§ REQUEST:
Pick out each line containing the string "antepasados".

----

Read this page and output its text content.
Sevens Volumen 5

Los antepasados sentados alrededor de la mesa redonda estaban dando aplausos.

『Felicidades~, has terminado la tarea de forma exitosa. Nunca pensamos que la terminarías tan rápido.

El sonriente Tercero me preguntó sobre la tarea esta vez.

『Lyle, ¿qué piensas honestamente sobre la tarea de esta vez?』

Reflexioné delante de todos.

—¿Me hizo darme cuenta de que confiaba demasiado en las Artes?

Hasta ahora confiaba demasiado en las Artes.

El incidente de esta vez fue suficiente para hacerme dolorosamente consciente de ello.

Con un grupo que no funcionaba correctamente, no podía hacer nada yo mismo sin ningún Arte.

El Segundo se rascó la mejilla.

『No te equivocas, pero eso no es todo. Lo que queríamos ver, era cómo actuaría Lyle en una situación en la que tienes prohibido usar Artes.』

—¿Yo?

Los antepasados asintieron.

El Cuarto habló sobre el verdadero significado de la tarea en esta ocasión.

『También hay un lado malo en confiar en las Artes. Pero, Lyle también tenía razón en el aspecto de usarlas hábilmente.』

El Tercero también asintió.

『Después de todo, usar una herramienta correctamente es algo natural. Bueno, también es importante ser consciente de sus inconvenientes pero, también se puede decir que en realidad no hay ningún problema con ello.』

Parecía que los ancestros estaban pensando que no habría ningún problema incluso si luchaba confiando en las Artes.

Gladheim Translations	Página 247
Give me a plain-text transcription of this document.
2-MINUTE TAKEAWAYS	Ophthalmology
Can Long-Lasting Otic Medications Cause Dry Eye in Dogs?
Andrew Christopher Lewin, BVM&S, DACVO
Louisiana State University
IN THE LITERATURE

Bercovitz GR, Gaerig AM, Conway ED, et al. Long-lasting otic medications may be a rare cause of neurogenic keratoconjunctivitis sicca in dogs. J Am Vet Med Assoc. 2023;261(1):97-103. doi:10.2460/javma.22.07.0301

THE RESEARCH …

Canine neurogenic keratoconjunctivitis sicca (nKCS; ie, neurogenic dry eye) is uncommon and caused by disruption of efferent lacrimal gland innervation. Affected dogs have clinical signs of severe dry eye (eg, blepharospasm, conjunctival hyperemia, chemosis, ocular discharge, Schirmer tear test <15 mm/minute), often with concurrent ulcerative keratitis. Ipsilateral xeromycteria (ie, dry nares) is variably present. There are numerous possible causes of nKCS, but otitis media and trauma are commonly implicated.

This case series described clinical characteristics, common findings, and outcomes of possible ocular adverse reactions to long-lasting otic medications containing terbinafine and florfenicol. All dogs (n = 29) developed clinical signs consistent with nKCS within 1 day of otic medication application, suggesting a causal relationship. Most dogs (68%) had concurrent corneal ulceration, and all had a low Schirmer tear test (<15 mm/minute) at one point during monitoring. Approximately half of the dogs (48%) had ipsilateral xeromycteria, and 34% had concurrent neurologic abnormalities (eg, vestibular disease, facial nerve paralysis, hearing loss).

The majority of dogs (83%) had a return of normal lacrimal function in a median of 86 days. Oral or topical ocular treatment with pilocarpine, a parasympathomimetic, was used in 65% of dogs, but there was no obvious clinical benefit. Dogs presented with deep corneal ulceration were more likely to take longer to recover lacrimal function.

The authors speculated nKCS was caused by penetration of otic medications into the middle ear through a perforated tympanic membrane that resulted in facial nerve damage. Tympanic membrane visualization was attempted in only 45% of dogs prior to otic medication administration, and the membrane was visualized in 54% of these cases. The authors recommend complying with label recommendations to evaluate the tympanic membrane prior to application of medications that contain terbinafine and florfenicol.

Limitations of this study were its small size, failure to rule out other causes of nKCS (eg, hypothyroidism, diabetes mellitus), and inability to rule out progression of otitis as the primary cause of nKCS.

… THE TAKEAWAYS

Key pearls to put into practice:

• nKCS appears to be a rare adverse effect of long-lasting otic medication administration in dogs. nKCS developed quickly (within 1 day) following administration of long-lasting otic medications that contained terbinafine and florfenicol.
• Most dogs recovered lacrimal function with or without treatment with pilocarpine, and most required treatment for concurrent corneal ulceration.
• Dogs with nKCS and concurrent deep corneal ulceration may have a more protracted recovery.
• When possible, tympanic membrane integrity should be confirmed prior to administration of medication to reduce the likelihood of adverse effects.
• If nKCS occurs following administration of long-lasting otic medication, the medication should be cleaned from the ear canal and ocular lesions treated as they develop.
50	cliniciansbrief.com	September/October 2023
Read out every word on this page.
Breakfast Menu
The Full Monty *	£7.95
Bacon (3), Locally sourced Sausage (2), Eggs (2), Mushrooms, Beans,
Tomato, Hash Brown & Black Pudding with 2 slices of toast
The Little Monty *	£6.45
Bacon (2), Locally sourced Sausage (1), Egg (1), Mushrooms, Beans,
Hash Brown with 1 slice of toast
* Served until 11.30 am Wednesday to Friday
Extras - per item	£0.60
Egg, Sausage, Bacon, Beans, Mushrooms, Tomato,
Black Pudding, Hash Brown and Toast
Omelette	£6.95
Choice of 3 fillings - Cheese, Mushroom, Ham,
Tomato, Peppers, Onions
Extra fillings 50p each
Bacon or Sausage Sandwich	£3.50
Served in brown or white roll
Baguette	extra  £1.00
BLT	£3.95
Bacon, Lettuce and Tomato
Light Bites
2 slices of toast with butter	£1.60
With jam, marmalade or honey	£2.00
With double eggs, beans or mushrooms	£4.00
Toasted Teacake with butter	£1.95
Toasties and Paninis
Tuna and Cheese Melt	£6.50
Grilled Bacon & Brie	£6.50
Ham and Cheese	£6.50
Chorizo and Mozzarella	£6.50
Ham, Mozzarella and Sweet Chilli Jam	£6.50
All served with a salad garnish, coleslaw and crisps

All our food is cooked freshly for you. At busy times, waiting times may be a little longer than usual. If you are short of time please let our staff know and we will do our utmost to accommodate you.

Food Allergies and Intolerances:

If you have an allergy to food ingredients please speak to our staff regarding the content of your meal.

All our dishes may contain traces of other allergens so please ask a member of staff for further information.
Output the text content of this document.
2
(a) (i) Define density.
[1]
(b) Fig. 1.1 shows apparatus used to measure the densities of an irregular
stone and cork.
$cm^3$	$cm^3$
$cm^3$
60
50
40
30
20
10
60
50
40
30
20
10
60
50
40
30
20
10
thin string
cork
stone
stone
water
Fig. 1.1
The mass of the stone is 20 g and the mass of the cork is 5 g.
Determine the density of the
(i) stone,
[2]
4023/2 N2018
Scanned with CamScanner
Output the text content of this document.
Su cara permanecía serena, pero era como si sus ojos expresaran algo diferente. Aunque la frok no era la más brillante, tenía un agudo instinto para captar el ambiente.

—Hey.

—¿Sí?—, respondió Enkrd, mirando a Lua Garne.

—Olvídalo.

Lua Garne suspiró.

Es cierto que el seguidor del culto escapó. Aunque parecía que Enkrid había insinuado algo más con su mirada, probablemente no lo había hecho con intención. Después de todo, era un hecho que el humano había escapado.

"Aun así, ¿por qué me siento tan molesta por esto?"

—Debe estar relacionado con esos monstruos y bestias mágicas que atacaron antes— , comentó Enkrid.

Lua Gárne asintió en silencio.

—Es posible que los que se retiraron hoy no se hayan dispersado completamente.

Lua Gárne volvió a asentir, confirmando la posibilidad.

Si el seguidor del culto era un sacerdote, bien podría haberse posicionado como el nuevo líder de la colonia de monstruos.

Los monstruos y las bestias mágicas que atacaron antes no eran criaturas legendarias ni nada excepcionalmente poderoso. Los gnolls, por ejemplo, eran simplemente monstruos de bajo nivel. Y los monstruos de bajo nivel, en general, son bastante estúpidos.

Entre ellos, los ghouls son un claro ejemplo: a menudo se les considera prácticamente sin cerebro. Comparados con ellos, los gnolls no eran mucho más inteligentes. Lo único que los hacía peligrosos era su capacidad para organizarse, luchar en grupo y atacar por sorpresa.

----

§ RESULT:
Los antepasados sentados alrededor de la mesa redonda estaban dando aplausos.
Los antepasados asintieron.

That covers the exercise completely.